# Material to process start

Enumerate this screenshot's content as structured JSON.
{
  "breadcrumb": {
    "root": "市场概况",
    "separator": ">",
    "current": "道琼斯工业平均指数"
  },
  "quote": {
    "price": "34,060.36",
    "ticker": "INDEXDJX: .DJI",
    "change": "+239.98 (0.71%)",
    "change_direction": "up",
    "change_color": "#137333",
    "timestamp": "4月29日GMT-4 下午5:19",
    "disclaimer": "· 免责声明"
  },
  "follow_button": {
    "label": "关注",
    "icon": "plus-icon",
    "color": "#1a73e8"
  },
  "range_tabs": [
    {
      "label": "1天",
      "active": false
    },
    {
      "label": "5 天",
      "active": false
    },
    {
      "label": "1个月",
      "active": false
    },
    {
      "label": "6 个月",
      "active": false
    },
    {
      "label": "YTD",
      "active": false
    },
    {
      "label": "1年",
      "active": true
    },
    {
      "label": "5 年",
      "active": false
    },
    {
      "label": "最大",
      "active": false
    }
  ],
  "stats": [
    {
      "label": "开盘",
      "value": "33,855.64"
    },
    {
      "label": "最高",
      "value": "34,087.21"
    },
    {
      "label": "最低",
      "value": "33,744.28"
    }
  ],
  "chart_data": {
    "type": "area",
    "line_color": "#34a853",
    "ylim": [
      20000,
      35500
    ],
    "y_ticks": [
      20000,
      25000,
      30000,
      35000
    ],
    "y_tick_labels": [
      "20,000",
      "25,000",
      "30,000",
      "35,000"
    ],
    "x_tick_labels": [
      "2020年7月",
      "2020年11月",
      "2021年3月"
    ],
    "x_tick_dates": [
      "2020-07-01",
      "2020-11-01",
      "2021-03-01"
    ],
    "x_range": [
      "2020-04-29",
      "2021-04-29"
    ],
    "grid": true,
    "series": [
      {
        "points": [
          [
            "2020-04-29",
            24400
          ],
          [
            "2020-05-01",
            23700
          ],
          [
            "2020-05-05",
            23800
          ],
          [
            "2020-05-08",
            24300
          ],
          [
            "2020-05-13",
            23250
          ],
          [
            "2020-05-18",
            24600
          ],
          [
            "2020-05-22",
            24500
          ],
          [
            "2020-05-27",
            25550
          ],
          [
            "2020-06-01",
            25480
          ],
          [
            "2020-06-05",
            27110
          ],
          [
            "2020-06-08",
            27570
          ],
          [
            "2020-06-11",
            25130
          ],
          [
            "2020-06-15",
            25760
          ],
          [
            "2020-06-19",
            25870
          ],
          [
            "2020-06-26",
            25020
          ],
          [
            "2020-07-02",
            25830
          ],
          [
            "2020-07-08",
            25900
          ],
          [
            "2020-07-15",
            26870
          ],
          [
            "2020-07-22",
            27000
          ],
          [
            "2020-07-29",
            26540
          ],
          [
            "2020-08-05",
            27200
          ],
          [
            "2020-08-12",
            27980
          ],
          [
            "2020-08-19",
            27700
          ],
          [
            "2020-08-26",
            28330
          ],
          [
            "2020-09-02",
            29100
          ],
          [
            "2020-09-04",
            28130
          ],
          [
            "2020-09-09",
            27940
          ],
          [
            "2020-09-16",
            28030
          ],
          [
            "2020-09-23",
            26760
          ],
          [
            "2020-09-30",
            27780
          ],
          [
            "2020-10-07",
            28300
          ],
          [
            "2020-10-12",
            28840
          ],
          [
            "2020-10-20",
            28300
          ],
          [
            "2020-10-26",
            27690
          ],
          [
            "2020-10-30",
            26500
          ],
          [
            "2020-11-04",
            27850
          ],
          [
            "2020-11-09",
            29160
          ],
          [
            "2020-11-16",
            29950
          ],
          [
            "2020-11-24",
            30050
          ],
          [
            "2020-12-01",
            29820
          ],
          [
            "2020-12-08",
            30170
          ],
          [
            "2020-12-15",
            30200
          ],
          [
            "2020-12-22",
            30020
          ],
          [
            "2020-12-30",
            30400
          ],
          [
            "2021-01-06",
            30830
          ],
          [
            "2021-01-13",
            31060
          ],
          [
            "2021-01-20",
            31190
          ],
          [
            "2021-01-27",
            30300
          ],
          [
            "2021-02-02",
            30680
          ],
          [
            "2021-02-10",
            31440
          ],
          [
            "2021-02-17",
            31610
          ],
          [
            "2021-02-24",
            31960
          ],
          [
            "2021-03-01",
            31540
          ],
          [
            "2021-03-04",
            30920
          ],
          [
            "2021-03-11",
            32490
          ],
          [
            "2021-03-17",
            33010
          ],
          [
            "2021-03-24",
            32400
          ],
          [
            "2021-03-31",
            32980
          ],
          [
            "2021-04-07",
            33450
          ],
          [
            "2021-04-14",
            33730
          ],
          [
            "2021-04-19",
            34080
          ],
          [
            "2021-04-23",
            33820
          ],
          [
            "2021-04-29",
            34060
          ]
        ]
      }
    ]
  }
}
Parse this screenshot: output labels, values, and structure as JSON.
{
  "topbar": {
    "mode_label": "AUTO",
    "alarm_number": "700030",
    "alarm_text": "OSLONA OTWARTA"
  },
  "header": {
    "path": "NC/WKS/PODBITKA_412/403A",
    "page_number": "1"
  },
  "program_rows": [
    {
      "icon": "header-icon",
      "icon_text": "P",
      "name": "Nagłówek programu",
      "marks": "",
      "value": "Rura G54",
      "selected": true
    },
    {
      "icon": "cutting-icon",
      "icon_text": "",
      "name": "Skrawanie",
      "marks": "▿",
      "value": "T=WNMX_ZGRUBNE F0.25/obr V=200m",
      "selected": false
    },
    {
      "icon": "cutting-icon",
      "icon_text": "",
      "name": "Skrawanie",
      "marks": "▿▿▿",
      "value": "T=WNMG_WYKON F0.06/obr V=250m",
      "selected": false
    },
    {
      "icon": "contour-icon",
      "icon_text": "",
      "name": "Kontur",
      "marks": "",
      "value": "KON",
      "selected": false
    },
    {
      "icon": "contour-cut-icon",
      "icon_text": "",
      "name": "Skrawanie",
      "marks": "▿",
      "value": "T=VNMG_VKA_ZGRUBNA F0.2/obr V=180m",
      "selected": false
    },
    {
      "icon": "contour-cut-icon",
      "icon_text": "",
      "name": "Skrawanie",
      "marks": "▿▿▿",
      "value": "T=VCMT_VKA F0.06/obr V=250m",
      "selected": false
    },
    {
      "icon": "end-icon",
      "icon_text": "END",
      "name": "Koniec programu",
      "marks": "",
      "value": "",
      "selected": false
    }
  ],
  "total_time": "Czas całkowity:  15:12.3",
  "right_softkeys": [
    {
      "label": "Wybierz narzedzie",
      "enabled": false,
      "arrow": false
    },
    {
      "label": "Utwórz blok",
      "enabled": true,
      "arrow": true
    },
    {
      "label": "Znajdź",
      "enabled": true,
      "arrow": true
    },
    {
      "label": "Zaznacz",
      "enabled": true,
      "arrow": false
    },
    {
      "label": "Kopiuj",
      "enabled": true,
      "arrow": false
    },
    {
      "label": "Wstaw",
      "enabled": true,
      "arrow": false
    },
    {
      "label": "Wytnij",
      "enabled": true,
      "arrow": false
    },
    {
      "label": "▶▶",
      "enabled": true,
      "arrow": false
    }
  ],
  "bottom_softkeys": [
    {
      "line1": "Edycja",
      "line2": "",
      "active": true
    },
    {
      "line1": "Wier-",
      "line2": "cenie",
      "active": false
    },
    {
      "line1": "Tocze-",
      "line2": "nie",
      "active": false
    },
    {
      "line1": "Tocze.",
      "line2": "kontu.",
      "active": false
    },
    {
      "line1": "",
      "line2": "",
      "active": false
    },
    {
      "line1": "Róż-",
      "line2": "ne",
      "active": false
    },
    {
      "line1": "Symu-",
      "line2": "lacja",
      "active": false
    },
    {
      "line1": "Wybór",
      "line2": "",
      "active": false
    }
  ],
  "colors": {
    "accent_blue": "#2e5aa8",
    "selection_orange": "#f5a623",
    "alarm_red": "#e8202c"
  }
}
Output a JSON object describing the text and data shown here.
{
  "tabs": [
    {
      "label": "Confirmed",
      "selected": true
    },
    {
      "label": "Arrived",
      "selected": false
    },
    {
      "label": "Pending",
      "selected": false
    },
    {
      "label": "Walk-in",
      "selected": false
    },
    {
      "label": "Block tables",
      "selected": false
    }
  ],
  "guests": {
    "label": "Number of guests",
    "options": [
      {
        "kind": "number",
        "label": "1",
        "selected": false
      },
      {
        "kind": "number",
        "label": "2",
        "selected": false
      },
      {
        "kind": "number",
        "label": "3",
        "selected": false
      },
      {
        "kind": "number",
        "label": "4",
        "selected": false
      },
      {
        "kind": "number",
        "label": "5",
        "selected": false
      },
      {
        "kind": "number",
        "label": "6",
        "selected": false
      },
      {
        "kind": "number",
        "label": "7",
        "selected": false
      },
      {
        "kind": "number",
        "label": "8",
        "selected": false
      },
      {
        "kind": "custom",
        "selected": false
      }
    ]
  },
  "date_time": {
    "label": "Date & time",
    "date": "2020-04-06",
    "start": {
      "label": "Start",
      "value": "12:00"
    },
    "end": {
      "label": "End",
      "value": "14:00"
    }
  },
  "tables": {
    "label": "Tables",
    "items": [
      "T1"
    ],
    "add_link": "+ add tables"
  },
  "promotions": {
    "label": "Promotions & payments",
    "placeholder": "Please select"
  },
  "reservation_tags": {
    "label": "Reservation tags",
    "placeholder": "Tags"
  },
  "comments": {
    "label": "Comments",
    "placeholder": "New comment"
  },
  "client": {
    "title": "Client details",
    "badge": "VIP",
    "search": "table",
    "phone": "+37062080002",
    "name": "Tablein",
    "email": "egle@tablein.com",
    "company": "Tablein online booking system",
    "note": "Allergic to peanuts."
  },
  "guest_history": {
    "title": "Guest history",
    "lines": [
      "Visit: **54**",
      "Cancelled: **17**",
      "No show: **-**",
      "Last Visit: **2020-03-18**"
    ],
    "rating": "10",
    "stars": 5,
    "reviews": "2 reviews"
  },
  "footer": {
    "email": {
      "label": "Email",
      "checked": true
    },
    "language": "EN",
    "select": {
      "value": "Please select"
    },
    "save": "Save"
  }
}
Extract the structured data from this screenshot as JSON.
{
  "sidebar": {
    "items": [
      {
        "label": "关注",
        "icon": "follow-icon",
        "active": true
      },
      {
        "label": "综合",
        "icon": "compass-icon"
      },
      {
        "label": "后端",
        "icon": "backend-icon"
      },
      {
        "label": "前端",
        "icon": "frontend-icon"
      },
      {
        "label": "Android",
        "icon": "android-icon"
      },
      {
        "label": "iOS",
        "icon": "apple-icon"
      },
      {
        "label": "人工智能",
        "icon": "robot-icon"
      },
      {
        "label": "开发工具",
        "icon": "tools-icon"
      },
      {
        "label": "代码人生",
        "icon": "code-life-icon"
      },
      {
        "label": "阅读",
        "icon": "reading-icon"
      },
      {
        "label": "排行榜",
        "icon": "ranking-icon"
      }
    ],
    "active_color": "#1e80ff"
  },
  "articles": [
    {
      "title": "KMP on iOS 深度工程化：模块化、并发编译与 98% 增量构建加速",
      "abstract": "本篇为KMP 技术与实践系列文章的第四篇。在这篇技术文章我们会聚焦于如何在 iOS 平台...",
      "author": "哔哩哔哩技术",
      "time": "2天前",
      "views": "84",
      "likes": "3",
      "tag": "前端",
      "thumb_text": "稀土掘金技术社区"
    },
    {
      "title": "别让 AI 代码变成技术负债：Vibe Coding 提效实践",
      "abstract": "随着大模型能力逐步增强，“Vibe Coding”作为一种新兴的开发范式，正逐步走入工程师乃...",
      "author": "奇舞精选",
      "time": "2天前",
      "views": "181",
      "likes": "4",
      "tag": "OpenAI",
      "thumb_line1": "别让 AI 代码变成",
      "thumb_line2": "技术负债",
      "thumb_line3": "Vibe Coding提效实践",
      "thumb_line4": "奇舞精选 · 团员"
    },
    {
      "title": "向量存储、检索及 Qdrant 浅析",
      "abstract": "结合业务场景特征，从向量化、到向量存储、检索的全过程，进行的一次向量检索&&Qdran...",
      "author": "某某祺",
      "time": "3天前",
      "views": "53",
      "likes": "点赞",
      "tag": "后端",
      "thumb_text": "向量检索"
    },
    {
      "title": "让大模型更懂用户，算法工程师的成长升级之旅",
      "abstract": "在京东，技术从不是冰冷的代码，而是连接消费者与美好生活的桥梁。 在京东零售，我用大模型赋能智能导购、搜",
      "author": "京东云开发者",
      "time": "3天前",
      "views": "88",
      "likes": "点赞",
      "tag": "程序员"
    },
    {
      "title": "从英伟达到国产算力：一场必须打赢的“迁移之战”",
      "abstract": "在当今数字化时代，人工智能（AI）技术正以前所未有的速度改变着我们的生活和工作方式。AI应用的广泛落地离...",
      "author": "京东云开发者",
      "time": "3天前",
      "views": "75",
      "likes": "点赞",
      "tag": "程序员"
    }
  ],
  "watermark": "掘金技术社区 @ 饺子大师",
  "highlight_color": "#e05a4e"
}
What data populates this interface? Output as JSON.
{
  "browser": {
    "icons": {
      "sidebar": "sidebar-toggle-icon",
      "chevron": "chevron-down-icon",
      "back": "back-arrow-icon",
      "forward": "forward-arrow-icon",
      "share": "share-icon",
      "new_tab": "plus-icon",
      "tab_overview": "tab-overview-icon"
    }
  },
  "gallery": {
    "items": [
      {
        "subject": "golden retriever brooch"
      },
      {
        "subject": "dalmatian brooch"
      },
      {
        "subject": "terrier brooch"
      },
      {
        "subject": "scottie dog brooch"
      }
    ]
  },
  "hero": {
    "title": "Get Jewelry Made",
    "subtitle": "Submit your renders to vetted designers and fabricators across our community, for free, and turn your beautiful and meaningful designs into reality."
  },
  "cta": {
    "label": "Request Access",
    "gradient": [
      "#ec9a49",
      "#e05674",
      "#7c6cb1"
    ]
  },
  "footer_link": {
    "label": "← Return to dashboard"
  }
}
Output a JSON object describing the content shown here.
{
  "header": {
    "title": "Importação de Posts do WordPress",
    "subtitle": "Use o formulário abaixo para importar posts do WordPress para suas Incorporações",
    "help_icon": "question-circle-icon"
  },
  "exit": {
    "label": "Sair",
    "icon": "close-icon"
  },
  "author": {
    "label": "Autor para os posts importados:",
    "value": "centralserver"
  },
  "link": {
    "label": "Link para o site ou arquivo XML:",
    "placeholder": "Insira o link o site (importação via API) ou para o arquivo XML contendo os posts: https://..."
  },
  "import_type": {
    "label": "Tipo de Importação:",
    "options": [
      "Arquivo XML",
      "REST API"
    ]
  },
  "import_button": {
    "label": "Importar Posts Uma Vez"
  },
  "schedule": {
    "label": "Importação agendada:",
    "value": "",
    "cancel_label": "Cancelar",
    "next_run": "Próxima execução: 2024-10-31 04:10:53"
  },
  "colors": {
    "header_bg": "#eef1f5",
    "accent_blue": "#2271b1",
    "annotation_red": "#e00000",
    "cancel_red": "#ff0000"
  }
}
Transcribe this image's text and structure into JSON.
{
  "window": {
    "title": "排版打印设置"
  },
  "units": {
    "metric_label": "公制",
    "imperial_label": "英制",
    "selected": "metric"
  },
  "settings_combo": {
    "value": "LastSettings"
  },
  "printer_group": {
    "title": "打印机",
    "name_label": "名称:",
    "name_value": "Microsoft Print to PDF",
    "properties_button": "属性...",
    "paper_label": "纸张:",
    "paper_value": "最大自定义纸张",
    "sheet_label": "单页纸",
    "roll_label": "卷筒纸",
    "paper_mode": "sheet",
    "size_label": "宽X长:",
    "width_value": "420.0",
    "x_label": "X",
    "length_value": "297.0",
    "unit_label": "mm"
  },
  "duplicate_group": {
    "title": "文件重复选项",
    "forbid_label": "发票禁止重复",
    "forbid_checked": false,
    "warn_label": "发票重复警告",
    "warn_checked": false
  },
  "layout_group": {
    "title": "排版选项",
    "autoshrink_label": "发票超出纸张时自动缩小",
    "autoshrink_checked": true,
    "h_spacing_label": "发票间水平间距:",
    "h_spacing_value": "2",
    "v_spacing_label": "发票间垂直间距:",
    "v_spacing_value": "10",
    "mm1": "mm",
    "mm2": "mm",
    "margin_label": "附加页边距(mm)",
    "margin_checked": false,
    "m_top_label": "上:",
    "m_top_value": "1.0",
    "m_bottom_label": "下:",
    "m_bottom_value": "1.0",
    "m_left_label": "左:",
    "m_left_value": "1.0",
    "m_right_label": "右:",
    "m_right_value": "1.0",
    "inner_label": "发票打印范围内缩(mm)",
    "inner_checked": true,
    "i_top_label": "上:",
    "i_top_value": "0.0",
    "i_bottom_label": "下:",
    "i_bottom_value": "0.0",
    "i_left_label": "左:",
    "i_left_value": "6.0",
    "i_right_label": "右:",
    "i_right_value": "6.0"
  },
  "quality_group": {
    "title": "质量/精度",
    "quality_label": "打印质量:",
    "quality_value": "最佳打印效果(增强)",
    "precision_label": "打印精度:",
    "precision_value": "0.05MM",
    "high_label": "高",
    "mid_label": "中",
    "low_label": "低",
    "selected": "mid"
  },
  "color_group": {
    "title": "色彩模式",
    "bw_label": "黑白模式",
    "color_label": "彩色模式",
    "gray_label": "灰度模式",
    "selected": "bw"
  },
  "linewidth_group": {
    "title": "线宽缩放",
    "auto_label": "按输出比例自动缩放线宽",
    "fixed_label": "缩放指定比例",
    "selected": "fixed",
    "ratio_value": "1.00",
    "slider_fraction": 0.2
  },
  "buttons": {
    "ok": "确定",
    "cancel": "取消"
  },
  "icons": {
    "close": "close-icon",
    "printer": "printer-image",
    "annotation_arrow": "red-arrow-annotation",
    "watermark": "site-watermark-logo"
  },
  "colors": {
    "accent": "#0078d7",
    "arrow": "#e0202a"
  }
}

# Material to process end

Copy out every line of the data that includes "brooch".

**Expected answer**
        "subject": "golden retriever brooch"
        "subject": "dalmatian brooch"
        "subject": "terrier brooch"
        "subject": "scottie dog brooch"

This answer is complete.